# [Directions]
Wherever the word "name" appears in a line, copy that line.

------------

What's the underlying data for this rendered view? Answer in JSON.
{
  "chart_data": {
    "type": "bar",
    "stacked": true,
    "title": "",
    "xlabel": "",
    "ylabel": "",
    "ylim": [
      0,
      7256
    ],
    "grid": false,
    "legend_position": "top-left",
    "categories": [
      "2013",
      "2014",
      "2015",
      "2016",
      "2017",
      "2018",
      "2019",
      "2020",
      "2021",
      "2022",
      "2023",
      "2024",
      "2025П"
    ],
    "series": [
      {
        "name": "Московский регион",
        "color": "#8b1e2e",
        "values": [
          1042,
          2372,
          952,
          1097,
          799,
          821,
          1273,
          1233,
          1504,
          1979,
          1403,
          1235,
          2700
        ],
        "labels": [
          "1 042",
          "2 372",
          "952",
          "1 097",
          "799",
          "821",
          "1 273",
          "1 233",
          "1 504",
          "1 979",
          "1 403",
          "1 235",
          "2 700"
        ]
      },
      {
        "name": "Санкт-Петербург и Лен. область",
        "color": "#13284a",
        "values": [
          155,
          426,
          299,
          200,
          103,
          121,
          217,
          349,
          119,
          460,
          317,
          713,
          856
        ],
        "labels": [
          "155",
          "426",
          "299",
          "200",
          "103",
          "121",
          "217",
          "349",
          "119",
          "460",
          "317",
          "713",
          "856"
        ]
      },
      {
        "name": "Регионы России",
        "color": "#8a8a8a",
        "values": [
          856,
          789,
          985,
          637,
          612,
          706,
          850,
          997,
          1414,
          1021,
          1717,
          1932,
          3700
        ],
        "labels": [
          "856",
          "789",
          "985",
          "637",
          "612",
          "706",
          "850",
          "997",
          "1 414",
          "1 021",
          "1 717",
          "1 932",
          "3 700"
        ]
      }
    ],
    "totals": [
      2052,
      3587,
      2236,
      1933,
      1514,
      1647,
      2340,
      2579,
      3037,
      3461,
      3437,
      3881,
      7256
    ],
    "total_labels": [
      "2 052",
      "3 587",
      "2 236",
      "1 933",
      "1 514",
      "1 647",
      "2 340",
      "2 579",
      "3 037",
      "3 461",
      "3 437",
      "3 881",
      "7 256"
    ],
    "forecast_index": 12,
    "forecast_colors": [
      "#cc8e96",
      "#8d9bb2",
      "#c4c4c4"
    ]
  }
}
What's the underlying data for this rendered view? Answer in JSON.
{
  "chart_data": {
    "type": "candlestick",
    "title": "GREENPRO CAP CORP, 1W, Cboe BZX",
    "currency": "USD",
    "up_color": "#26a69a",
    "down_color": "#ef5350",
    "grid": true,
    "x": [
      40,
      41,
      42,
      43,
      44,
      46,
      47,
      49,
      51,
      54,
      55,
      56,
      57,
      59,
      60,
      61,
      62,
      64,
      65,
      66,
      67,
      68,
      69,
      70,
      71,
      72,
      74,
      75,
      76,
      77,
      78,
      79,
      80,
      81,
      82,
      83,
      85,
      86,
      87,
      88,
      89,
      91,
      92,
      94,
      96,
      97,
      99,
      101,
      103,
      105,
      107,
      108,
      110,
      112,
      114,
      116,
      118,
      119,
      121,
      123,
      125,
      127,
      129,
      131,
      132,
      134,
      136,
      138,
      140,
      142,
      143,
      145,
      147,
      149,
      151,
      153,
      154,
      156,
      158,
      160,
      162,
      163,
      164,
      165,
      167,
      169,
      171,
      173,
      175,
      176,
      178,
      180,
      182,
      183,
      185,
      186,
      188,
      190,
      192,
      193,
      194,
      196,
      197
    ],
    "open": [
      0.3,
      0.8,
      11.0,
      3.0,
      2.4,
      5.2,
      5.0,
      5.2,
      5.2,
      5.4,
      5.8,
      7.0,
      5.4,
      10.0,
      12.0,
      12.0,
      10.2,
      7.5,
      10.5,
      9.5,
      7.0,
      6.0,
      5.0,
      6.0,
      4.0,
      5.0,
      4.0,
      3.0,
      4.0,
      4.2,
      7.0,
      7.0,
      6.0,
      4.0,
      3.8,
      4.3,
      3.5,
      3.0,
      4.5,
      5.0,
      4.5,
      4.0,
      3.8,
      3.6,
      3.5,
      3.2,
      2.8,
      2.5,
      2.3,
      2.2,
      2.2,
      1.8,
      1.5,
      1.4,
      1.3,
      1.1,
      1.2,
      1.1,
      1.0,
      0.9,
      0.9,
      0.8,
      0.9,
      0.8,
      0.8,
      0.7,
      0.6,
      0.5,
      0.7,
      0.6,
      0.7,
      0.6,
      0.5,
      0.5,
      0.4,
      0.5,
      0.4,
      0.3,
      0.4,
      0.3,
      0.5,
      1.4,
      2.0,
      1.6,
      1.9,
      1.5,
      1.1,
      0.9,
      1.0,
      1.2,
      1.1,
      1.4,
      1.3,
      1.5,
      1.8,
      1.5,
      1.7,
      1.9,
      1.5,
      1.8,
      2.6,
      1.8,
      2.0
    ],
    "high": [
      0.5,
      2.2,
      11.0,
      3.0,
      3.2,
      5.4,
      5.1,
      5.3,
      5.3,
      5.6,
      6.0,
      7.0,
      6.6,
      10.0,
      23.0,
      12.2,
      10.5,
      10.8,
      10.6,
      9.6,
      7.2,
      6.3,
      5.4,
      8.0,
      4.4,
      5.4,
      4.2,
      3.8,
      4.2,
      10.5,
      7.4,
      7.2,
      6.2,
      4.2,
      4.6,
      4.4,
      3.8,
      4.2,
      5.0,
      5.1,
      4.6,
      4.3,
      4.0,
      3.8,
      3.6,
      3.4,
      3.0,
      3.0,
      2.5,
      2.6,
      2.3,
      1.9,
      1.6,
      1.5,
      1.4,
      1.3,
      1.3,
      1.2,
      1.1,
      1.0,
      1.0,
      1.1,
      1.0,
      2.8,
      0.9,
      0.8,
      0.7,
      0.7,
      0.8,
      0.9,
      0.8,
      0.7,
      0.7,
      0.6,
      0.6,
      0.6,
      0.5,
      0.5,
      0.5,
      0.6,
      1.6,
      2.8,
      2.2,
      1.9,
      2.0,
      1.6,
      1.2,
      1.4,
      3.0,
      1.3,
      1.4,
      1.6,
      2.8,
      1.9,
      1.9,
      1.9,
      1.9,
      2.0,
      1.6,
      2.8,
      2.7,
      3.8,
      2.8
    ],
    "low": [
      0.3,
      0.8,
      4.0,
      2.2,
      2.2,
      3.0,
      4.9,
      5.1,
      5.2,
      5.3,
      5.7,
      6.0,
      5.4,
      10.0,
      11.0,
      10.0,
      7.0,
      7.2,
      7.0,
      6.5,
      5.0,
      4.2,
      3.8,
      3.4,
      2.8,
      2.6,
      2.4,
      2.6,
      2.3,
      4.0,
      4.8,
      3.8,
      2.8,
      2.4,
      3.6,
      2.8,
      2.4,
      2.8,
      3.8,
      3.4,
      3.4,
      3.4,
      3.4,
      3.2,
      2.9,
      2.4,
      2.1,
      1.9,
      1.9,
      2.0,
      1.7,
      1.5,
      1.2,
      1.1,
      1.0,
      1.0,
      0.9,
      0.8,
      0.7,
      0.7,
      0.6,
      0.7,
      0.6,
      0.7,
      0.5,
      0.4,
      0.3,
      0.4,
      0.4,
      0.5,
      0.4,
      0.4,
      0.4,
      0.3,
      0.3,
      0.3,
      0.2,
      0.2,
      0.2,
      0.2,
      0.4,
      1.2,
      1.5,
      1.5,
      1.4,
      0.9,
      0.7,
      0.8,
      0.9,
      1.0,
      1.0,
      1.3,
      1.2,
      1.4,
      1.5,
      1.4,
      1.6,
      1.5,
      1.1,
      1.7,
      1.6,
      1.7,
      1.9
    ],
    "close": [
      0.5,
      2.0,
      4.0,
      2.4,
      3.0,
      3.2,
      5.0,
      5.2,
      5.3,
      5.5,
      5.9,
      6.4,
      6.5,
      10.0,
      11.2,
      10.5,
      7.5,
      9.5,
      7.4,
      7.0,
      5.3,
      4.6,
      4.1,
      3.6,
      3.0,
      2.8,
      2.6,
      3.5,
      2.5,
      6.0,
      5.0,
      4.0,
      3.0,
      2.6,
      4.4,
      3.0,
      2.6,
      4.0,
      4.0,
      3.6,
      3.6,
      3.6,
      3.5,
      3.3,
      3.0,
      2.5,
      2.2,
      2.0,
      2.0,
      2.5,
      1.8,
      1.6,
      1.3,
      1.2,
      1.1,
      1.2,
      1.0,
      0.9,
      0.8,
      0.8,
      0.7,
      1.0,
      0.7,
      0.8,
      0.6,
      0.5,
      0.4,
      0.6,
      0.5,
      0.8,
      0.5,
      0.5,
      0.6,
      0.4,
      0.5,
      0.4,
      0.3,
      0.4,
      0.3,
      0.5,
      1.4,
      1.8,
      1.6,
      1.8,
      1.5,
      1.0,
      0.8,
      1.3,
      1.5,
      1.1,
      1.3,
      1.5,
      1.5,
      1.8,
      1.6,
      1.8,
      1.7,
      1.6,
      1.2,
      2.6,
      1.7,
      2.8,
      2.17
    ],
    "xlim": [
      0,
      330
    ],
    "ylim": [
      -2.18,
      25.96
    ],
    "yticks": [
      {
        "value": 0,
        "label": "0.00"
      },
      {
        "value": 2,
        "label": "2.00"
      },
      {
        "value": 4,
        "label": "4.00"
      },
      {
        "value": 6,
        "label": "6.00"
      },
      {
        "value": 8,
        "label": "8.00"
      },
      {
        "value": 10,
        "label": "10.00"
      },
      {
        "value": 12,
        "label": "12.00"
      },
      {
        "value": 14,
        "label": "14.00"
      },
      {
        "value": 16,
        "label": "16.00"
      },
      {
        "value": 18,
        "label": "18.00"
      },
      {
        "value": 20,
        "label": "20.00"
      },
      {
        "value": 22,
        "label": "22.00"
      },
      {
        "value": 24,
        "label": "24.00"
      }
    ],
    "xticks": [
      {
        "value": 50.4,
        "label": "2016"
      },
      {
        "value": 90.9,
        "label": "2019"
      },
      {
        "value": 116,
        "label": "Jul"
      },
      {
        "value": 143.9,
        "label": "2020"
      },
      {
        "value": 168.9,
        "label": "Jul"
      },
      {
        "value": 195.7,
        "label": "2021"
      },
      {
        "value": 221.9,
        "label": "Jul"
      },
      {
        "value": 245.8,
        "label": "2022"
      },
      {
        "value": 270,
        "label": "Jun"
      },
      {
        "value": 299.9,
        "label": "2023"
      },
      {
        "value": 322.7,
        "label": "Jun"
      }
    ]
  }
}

------------

# [Response]
        "name": "Московский регион",
        "name": "Санкт-Петербург и Лен. область",
        "name": "Регионы России",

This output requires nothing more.